>> Start

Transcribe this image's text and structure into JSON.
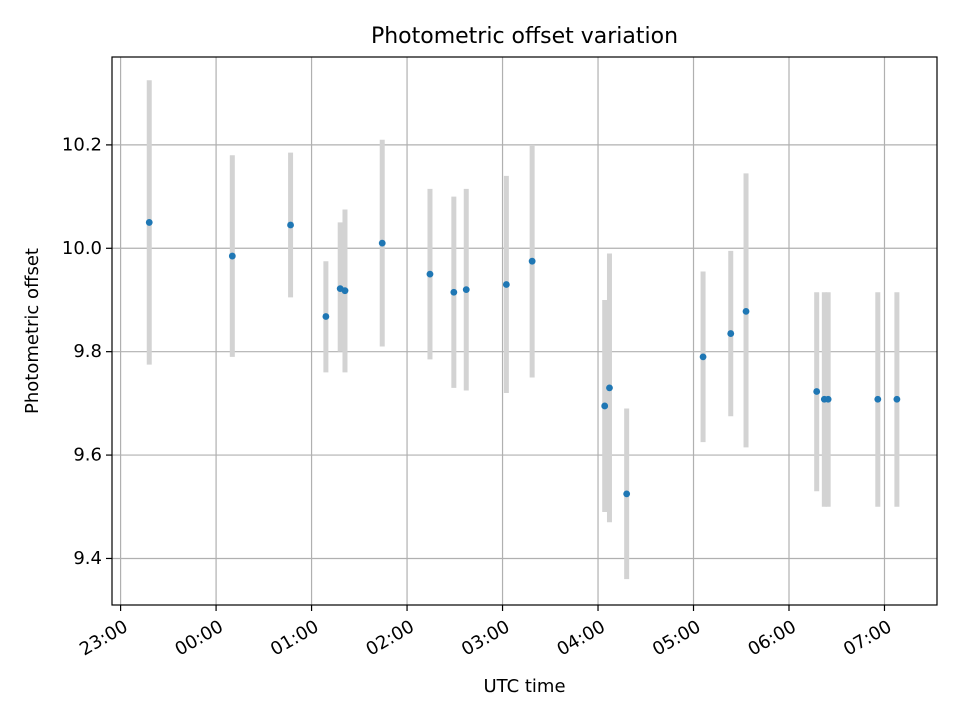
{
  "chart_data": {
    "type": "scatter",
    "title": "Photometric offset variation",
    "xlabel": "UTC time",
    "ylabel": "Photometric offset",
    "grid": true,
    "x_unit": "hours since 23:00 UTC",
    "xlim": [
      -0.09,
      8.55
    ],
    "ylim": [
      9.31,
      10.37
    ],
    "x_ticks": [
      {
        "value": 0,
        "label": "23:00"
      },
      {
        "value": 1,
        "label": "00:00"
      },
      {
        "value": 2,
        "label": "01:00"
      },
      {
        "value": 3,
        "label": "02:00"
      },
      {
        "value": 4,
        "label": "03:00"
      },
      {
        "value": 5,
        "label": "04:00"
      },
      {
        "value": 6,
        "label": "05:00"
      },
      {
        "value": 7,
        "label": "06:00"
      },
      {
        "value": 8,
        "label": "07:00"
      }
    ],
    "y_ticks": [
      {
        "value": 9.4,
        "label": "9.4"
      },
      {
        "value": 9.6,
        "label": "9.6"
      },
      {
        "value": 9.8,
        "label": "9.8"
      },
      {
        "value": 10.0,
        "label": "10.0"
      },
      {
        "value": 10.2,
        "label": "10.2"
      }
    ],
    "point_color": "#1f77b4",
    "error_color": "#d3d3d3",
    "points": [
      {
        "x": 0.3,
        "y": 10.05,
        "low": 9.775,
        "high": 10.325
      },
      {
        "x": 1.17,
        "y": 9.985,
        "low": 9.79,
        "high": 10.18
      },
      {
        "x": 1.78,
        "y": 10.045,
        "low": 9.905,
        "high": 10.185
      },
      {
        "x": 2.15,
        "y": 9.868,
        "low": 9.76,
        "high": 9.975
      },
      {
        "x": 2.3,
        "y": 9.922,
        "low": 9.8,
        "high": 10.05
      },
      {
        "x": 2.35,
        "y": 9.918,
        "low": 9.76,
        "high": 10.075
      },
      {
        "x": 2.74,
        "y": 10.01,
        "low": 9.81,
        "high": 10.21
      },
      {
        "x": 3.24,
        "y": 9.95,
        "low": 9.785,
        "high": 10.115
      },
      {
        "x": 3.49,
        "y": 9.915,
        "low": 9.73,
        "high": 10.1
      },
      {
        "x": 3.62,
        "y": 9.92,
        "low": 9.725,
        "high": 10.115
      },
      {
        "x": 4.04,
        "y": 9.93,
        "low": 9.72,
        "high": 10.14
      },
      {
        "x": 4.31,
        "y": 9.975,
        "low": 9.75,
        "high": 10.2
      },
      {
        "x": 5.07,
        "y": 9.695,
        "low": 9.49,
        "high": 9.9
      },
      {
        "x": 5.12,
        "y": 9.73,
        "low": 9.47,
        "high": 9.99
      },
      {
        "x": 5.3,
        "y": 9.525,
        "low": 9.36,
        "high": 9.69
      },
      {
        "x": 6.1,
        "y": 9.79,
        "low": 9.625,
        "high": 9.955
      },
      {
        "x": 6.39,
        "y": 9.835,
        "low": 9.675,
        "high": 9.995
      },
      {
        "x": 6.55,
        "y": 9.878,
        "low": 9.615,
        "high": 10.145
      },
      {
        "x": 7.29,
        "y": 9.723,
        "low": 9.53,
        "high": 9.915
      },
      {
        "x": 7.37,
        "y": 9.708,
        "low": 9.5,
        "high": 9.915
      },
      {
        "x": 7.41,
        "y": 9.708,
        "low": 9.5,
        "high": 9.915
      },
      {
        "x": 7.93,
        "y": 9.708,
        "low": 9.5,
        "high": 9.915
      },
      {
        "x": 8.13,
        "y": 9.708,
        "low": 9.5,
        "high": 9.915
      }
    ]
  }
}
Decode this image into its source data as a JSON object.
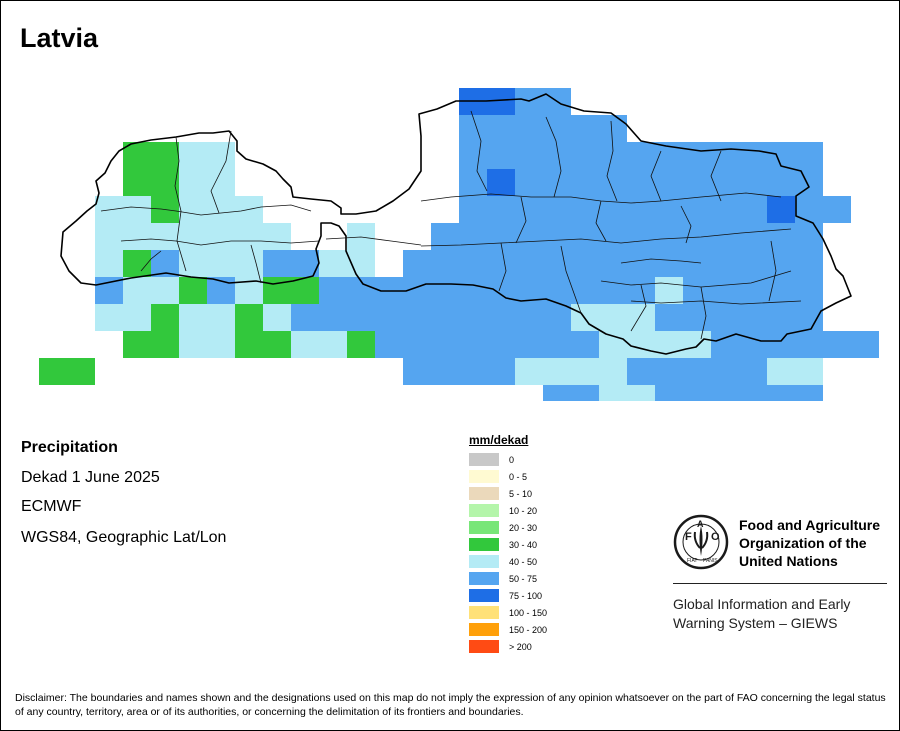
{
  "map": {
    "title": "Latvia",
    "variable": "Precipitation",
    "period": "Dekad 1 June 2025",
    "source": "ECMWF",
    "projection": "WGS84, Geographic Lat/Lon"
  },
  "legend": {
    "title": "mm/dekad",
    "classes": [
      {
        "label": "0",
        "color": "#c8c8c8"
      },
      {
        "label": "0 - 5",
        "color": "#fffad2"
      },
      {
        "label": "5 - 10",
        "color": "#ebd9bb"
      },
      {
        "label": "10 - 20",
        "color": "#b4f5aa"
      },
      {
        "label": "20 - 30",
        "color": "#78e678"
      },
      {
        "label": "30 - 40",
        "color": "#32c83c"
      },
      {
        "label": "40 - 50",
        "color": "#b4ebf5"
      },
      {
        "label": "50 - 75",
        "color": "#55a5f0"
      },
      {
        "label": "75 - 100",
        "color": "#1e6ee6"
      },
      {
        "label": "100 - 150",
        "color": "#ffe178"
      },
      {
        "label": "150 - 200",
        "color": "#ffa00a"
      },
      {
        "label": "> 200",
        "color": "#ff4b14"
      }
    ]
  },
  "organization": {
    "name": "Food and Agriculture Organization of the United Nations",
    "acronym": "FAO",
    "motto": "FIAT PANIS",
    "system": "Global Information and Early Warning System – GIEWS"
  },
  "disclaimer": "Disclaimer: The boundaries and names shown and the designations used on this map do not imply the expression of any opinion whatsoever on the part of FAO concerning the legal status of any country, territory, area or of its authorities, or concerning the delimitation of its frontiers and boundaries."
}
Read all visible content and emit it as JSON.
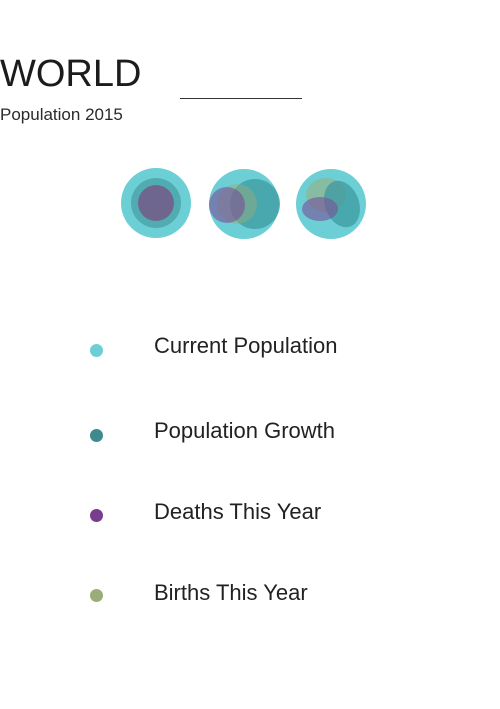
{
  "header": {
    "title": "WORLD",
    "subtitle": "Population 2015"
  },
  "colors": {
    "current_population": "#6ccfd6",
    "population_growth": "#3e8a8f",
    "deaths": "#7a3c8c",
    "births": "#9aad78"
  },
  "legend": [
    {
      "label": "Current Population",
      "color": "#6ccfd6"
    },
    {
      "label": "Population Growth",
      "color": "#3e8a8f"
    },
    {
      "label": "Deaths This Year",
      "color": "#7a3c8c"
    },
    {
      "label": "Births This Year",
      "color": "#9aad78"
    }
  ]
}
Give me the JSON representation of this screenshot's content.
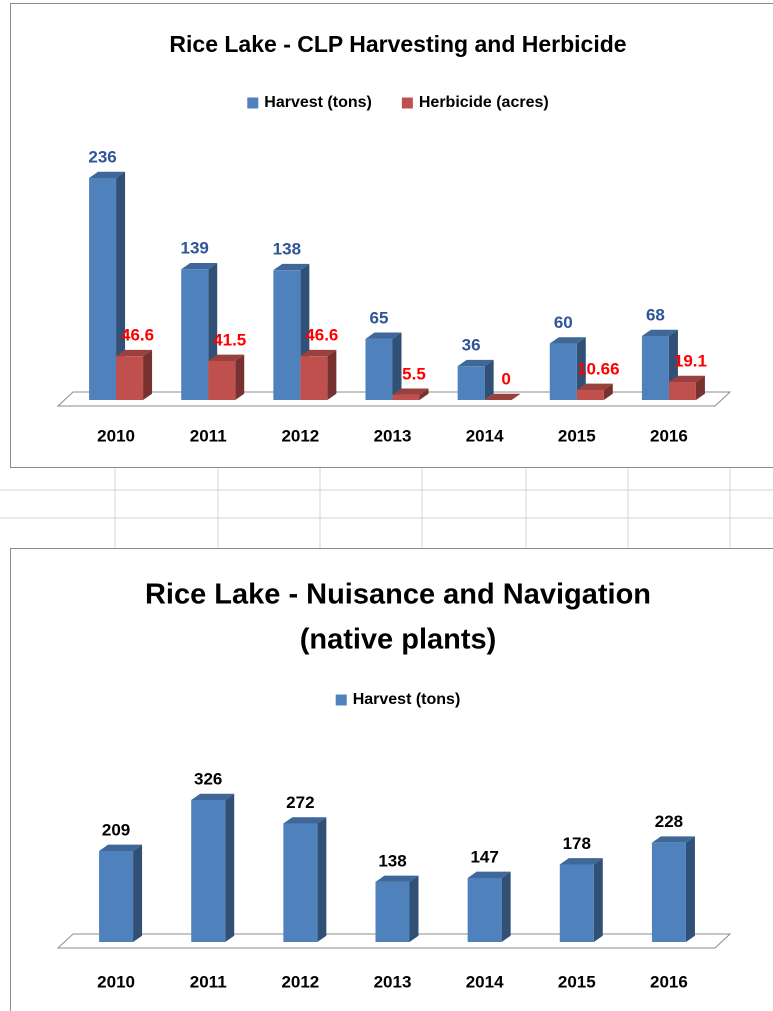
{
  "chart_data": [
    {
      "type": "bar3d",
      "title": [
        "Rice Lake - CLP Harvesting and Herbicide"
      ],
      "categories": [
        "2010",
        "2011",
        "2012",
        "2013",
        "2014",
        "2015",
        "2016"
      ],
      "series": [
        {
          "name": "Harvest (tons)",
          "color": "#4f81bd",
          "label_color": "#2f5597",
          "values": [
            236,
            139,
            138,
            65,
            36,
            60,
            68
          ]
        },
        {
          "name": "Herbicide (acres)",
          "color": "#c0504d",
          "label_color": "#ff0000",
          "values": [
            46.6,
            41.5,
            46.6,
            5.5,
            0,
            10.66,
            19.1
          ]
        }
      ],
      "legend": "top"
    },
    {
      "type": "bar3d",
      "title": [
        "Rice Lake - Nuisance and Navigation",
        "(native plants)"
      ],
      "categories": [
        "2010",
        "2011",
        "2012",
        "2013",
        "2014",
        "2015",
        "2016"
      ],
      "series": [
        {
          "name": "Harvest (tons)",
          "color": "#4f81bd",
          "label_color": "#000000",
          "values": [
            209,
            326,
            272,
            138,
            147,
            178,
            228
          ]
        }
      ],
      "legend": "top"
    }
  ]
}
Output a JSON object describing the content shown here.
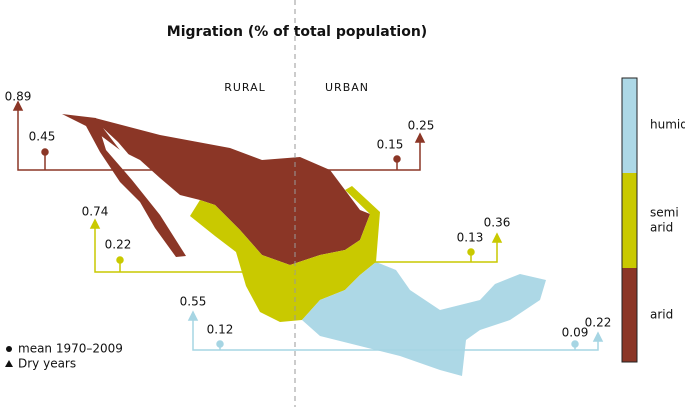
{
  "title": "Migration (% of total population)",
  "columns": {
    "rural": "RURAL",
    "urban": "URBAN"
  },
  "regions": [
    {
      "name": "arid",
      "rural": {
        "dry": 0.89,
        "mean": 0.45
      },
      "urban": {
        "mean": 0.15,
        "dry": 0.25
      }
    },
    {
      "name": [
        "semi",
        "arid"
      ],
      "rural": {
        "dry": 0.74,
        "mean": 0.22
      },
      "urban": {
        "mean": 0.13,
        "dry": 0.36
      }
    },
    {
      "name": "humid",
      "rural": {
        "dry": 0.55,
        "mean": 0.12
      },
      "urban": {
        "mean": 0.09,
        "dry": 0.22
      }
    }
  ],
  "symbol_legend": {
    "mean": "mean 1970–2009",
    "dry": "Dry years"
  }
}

>> End

What to work on
Select every line of the records holding the string "content".

Response to the task
Read all visible content and emit it as JSON.
Give me the JSON representation of this screenshot's content.
Output a JSON object describing the content shown here.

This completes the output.